* THE REQUEST *
Check each line of the material below for "System". Report how many have it, with no other words.

[start SOURCE DATA]

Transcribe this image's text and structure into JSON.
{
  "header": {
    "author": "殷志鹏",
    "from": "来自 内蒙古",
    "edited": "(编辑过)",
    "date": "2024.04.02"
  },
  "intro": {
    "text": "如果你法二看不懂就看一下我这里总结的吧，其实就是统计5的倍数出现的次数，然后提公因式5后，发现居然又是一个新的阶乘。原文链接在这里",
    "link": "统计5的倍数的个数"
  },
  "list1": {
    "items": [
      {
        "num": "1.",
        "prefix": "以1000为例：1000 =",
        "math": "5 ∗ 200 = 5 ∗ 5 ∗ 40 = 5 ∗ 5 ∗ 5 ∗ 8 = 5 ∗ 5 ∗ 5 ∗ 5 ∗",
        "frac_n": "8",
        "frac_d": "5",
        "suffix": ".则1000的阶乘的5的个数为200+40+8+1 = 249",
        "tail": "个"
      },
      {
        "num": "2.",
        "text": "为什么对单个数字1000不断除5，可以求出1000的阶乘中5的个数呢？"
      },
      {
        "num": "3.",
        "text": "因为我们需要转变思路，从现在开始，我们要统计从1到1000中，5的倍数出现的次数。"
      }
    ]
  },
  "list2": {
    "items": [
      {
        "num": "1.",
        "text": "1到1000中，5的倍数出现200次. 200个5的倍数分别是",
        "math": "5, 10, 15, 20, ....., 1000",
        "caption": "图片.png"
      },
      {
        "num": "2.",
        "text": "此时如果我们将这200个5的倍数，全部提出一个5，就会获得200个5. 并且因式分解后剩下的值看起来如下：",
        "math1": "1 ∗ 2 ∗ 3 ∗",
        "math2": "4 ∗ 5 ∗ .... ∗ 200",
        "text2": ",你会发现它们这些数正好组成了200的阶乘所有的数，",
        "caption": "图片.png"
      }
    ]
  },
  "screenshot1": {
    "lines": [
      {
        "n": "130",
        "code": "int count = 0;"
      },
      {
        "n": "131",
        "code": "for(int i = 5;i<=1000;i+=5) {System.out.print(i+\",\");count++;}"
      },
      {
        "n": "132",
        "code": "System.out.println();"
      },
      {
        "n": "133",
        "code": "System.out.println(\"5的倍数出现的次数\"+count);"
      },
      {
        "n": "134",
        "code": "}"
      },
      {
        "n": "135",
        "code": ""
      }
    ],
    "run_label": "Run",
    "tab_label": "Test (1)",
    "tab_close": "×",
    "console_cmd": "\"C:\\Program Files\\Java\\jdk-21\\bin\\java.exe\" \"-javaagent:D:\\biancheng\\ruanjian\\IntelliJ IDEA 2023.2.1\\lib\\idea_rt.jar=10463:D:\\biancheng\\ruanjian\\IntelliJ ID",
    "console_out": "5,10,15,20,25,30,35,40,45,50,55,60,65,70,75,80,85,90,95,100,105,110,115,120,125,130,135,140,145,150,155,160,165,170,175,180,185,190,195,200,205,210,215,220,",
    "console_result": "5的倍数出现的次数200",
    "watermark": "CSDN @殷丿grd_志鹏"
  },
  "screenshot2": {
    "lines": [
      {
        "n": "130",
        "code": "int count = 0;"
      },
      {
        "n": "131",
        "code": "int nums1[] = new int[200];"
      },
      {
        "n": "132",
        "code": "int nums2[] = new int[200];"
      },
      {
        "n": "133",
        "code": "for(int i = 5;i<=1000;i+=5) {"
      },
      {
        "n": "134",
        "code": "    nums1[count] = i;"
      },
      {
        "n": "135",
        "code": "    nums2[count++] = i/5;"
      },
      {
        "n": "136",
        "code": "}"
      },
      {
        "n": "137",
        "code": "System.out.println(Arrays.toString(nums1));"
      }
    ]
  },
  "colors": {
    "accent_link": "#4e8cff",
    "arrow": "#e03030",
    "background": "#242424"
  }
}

[end SOURCE DATA]

* EXPECTED ANSWER *
4